■ Given data:

+ + + +

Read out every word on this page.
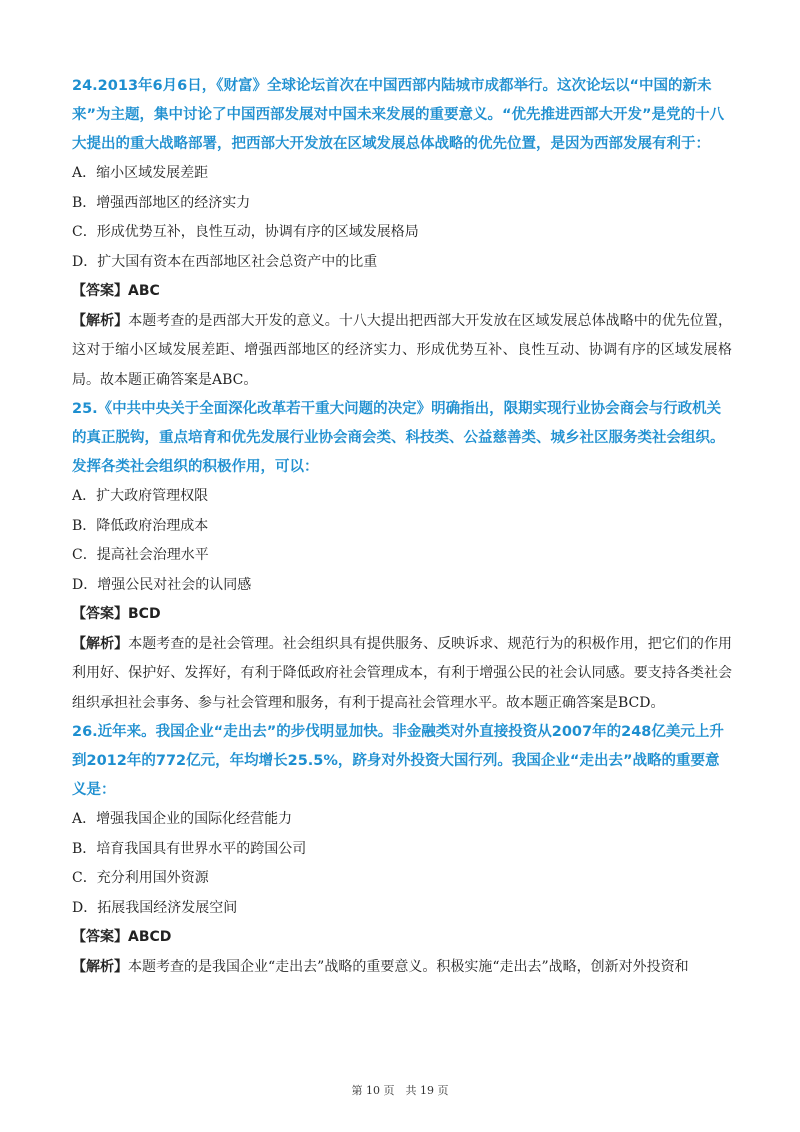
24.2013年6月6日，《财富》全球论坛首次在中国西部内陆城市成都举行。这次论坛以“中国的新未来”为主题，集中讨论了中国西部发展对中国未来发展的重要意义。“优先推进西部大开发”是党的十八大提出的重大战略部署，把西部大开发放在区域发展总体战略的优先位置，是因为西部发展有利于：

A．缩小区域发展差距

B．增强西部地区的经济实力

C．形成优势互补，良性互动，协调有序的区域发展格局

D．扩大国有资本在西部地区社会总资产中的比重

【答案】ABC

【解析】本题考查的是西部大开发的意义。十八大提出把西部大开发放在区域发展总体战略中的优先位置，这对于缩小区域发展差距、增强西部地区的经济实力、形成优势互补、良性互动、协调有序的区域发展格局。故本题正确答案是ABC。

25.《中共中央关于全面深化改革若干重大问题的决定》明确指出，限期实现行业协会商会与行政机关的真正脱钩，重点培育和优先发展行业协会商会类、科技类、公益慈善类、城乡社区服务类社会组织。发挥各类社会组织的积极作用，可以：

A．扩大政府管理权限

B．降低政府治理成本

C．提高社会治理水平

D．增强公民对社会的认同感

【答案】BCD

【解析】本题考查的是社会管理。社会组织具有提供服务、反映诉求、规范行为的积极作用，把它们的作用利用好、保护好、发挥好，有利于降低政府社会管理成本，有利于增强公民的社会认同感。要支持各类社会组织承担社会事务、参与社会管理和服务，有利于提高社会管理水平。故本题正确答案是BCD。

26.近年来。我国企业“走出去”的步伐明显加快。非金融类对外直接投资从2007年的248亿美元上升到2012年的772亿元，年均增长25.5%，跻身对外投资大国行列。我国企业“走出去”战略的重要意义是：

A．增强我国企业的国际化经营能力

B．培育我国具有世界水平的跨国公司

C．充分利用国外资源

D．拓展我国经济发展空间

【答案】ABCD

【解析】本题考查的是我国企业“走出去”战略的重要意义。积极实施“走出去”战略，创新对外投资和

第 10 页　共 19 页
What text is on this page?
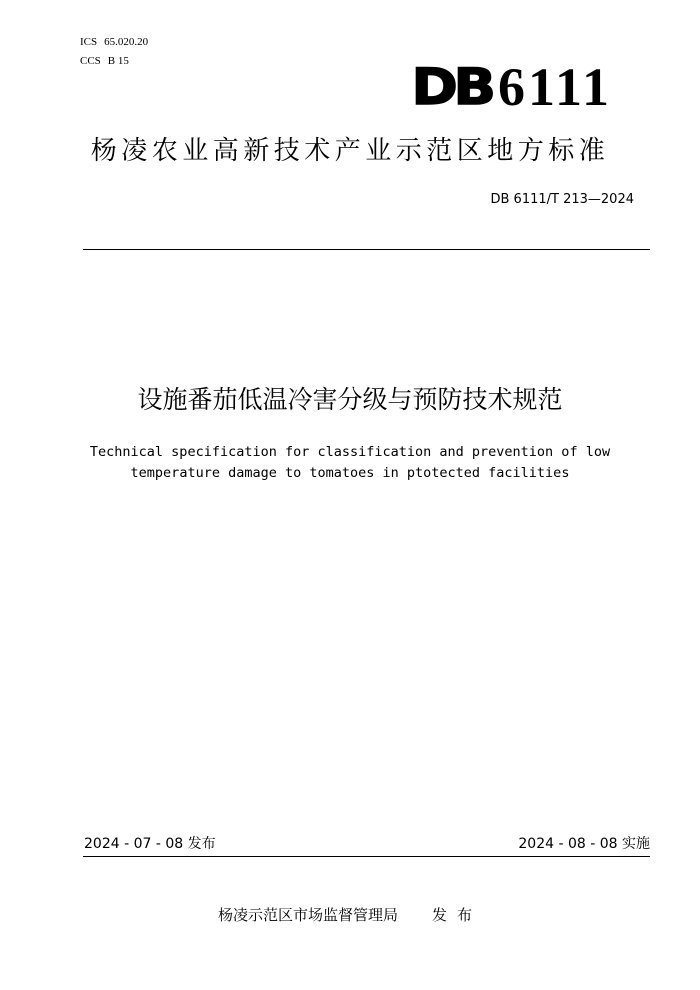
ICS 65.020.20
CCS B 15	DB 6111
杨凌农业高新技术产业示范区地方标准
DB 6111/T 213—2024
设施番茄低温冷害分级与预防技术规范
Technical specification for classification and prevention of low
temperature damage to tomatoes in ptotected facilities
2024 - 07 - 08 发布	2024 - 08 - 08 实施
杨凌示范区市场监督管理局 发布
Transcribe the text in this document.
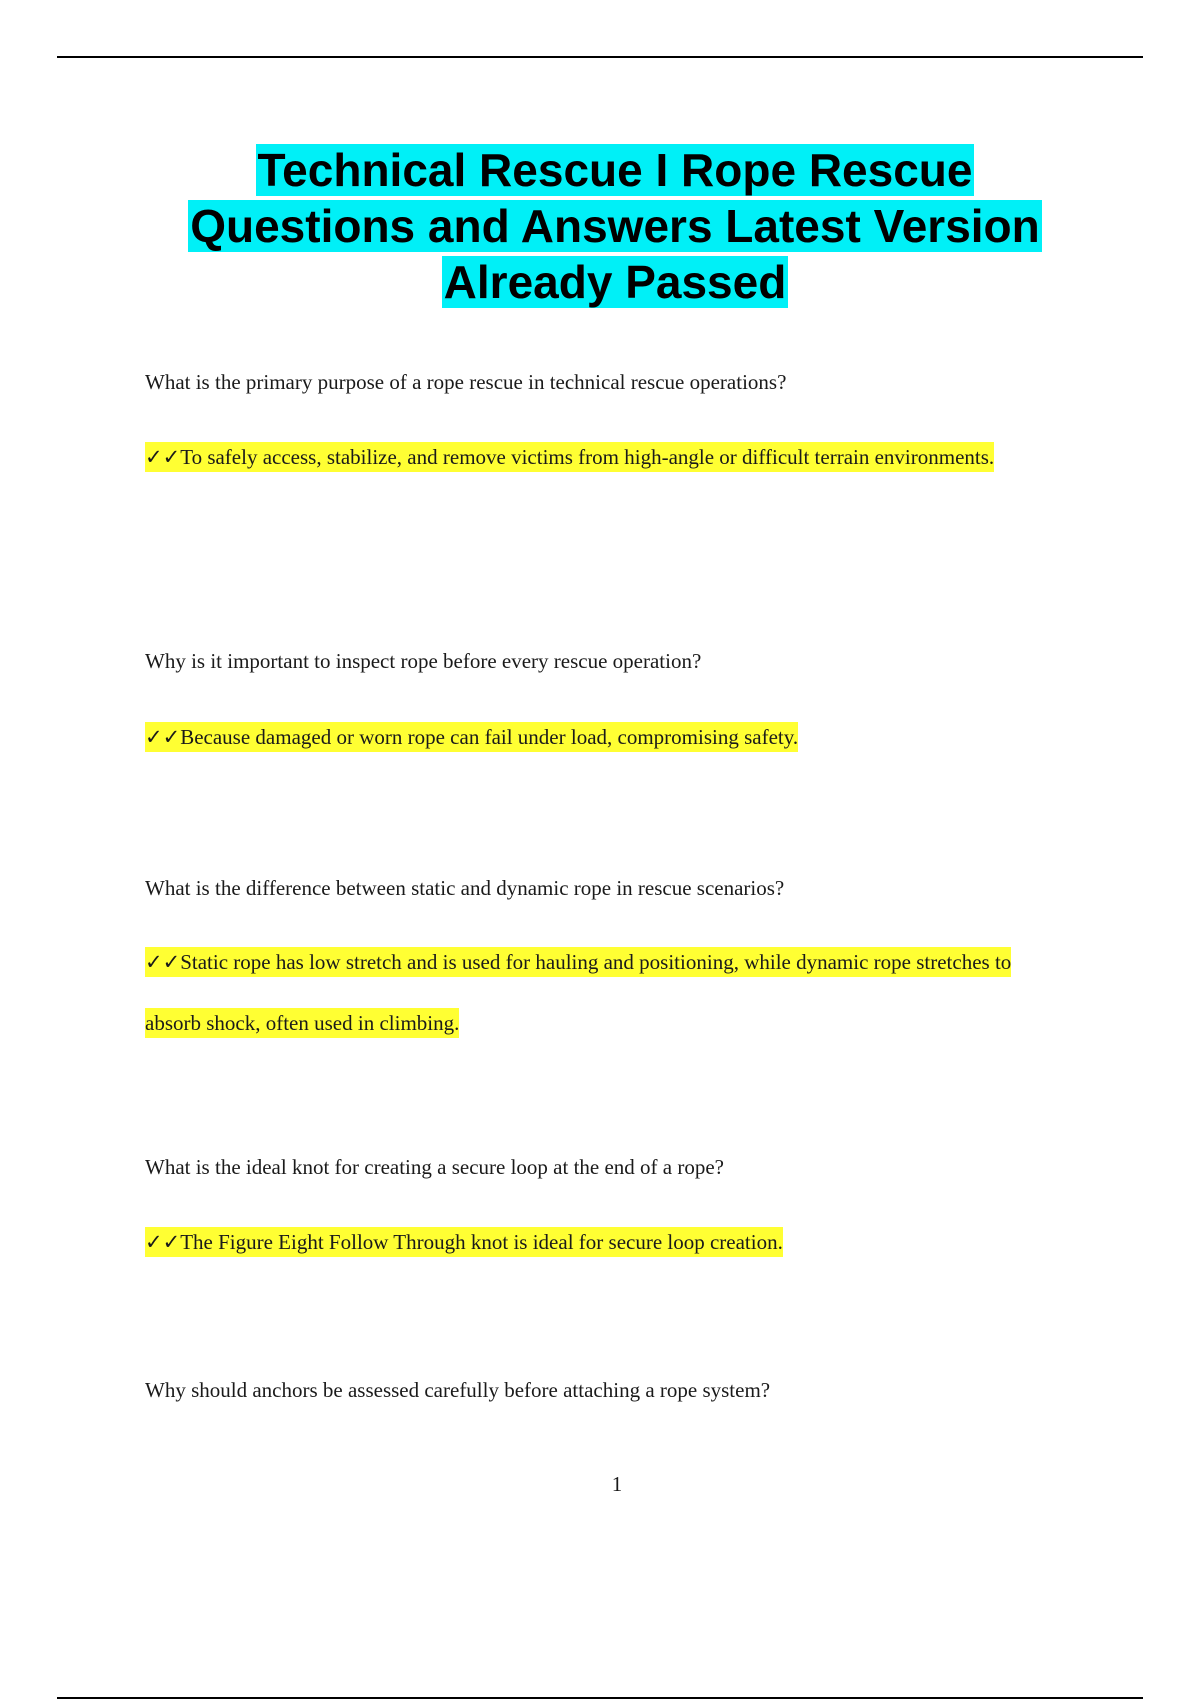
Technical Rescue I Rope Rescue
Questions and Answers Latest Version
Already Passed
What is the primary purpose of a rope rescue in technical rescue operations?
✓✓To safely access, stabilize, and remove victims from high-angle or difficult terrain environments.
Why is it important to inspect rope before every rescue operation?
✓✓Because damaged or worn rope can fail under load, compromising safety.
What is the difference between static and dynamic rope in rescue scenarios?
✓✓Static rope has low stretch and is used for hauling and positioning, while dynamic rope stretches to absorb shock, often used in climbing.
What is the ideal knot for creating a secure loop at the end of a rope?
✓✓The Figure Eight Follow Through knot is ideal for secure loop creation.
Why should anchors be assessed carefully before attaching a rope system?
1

+ + + +

Retype all of the entries exactly as written, leaving out any images.

■ Expected answer:
Read out every word on this page.
24.2013年6月6日，《财富》全球论坛首次在中国西部内陆城市成都举行。这次论坛以“中国的新未来”为主题，集中讨论了中国西部发展对中国未来发展的重要意义。“优先推进西部大开发”是党的十八大提出的重大战略部署，把西部大开发放在区域发展总体战略的优先位置，是因为西部发展有利于：

A．缩小区域发展差距

B．增强西部地区的经济实力

C．形成优势互补，良性互动，协调有序的区域发展格局

D．扩大国有资本在西部地区社会总资产中的比重

【答案】ABC

【解析】本题考查的是西部大开发的意义。十八大提出把西部大开发放在区域发展总体战略中的优先位置，这对于缩小区域发展差距、增强西部地区的经济实力、形成优势互补、良性互动、协调有序的区域发展格局。故本题正确答案是ABC。

25.《中共中央关于全面深化改革若干重大问题的决定》明确指出，限期实现行业协会商会与行政机关的真正脱钩，重点培育和优先发展行业协会商会类、科技类、公益慈善类、城乡社区服务类社会组织。发挥各类社会组织的积极作用，可以：

A．扩大政府管理权限

B．降低政府治理成本

C．提高社会治理水平

D．增强公民对社会的认同感

【答案】BCD

【解析】本题考查的是社会管理。社会组织具有提供服务、反映诉求、规范行为的积极作用，把它们的作用利用好、保护好、发挥好，有利于降低政府社会管理成本，有利于增强公民的社会认同感。要支持各类社会组织承担社会事务、参与社会管理和服务，有利于提高社会管理水平。故本题正确答案是BCD。

26.近年来。我国企业“走出去”的步伐明显加快。非金融类对外直接投资从2007年的248亿美元上升到2012年的772亿元，年均增长25.5%，跻身对外投资大国行列。我国企业“走出去”战略的重要意义是：

A．增强我国企业的国际化经营能力

B．培育我国具有世界水平的跨国公司

C．充分利用国外资源

D．拓展我国经济发展空间

【答案】ABCD

【解析】本题考查的是我国企业“走出去”战略的重要意义。积极实施“走出去”战略，创新对外投资和

第 10 页　共 19 页
What text is on this page?
ICS 65.020.20
CCS B 15	DB 6111
杨凌农业高新技术产业示范区地方标准
DB 6111/T 213—2024
设施番茄低温冷害分级与预防技术规范
Technical specification for classification and prevention of low
temperature damage to tomatoes in ptotected facilities
2024 - 07 - 08 发布	2024 - 08 - 08 实施
杨凌示范区市场监督管理局 发布
Transcribe the text in this document.
Technical Rescue I Rope Rescue
Questions and Answers Latest Version
Already Passed
What is the primary purpose of a rope rescue in technical rescue operations?
✓✓To safely access, stabilize, and remove victims from high-angle or difficult terrain environments.
Why is it important to inspect rope before every rescue operation?
✓✓Because damaged or worn rope can fail under load, compromising safety.
What is the difference between static and dynamic rope in rescue scenarios?
✓✓Static rope has low stretch and is used for hauling and positioning, while dynamic rope stretches to absorb shock, often used in climbing.
What is the ideal knot for creating a secure loop at the end of a rope?
✓✓The Figure Eight Follow Through knot is ideal for secure loop creation.
Why should anchors be assessed carefully before attaching a rope system?
1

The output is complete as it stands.